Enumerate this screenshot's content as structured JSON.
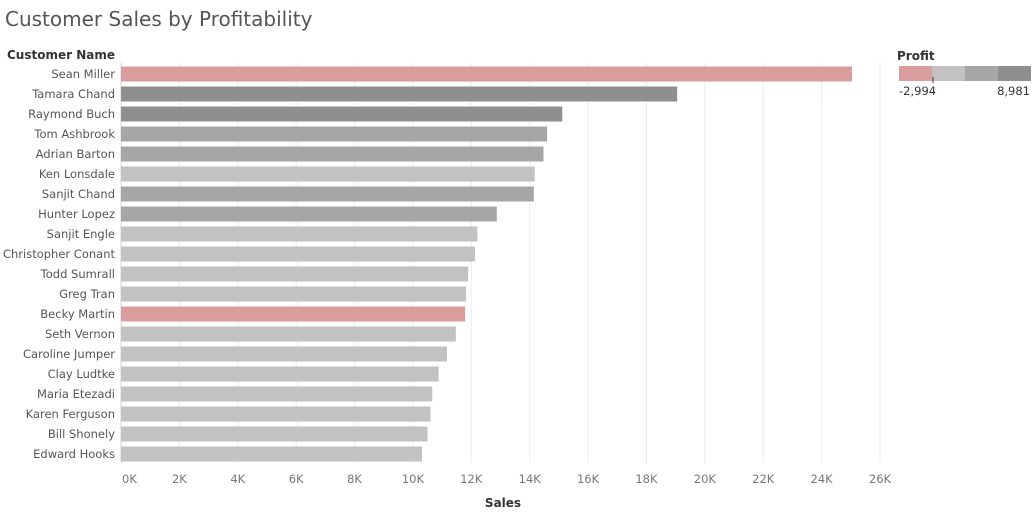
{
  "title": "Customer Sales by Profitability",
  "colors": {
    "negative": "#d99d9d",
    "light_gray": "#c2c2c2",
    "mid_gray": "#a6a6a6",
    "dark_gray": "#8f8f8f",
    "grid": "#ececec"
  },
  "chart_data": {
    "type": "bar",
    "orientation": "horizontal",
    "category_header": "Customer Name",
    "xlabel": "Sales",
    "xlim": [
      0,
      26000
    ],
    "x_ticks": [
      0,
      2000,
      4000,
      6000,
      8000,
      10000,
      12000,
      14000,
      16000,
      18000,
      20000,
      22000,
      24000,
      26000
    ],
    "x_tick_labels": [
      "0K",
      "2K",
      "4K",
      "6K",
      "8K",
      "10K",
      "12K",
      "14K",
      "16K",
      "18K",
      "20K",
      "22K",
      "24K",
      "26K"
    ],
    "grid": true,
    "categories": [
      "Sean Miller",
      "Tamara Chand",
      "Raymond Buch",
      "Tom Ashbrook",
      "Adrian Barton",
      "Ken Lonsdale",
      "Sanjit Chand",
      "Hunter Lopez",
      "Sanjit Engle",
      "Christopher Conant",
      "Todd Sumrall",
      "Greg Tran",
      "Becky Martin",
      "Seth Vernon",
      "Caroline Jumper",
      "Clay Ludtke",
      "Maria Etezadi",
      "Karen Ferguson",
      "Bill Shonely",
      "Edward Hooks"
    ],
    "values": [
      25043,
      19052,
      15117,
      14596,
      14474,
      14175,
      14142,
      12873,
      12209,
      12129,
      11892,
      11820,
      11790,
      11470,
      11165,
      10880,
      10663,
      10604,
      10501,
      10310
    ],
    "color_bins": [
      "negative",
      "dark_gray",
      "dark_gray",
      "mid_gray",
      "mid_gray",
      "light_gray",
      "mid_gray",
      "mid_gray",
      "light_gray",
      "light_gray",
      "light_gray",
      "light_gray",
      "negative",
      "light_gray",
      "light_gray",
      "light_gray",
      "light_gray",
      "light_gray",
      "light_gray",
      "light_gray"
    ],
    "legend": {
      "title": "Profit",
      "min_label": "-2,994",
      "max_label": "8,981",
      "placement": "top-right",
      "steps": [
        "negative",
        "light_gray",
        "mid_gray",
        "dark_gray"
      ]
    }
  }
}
◆ ◆ ◆
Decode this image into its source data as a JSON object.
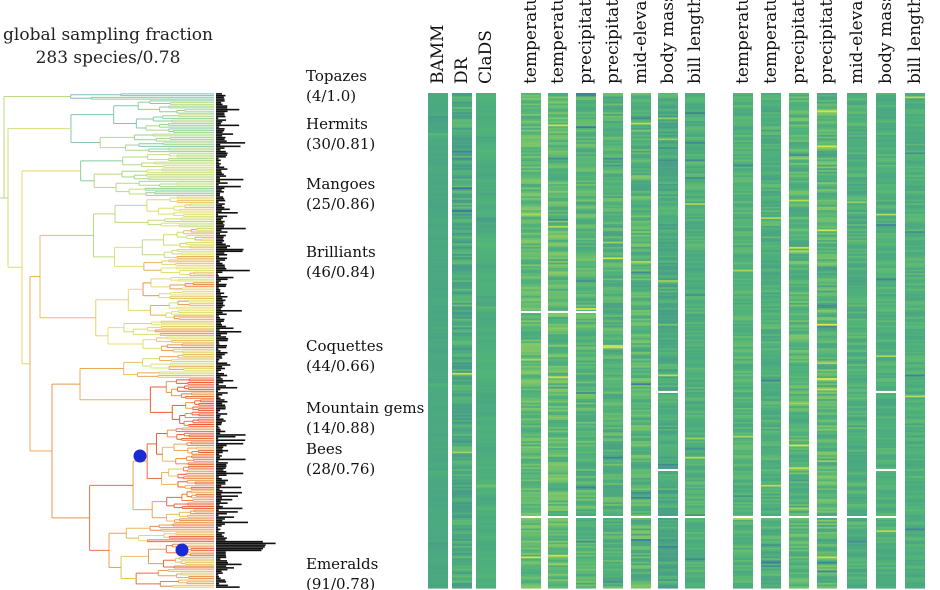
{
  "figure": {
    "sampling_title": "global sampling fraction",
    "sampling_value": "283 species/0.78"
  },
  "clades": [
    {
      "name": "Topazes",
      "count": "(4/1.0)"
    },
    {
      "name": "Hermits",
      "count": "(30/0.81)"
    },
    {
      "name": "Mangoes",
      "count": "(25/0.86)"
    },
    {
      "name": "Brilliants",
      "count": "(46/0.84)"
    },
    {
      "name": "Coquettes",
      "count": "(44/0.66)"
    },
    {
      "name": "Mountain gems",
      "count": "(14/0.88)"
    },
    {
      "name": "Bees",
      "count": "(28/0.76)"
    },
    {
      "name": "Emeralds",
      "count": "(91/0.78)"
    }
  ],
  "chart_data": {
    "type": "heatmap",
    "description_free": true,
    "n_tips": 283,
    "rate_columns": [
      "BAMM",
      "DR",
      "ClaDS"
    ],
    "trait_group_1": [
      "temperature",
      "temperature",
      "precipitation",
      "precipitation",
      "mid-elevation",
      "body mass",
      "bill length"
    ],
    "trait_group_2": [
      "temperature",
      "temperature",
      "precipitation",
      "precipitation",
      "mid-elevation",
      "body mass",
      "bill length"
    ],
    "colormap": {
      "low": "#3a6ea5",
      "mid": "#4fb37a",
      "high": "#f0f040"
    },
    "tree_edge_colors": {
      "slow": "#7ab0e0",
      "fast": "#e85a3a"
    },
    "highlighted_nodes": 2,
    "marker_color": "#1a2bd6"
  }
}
◆ ◆ ◆
**The exercise:** Select and copy every line from the records that includes the word "this".

**Full answer:**
Enumerate this screenshot's content as structured JSON.
Decode this image into its source data as a JSON object.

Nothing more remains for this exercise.